(begin)

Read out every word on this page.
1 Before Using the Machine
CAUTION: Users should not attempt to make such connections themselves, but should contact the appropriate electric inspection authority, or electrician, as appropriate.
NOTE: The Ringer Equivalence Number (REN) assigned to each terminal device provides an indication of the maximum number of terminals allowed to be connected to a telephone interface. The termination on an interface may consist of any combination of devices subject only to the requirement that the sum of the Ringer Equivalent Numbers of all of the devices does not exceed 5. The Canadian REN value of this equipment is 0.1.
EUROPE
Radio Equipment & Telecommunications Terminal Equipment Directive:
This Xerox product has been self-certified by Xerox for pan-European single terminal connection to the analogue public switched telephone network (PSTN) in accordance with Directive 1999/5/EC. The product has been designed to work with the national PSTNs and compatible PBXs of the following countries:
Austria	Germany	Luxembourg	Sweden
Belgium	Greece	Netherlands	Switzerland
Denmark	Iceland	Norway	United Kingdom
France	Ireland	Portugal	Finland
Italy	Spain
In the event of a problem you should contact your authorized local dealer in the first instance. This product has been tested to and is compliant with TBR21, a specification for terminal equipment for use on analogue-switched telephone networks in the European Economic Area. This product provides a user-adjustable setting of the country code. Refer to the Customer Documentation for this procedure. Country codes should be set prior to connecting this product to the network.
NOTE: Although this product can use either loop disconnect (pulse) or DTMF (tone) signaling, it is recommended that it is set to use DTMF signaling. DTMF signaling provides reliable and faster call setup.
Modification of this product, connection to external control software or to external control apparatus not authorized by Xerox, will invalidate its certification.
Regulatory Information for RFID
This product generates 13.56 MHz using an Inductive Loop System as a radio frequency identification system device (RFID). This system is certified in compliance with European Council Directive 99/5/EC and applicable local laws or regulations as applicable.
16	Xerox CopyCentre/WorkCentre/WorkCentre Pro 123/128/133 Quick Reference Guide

(end)

Extract, from the material above, each line holding the word "certified".

**The response**
This Xerox product has been self-certified by Xerox for pan-European single terminal connection to the analogue public switched telephone network (PSTN) in accordance with Directive 1999/5/EC. The product has been designed to work with the national PSTNs and compatible PBXs of the following countries:
This product generates 13.56 MHz using an Inductive Loop System as a radio frequency identification system device (RFID). This system is certified in compliance with European Council Directive 99/5/EC and applicable local laws or regulations as applicable.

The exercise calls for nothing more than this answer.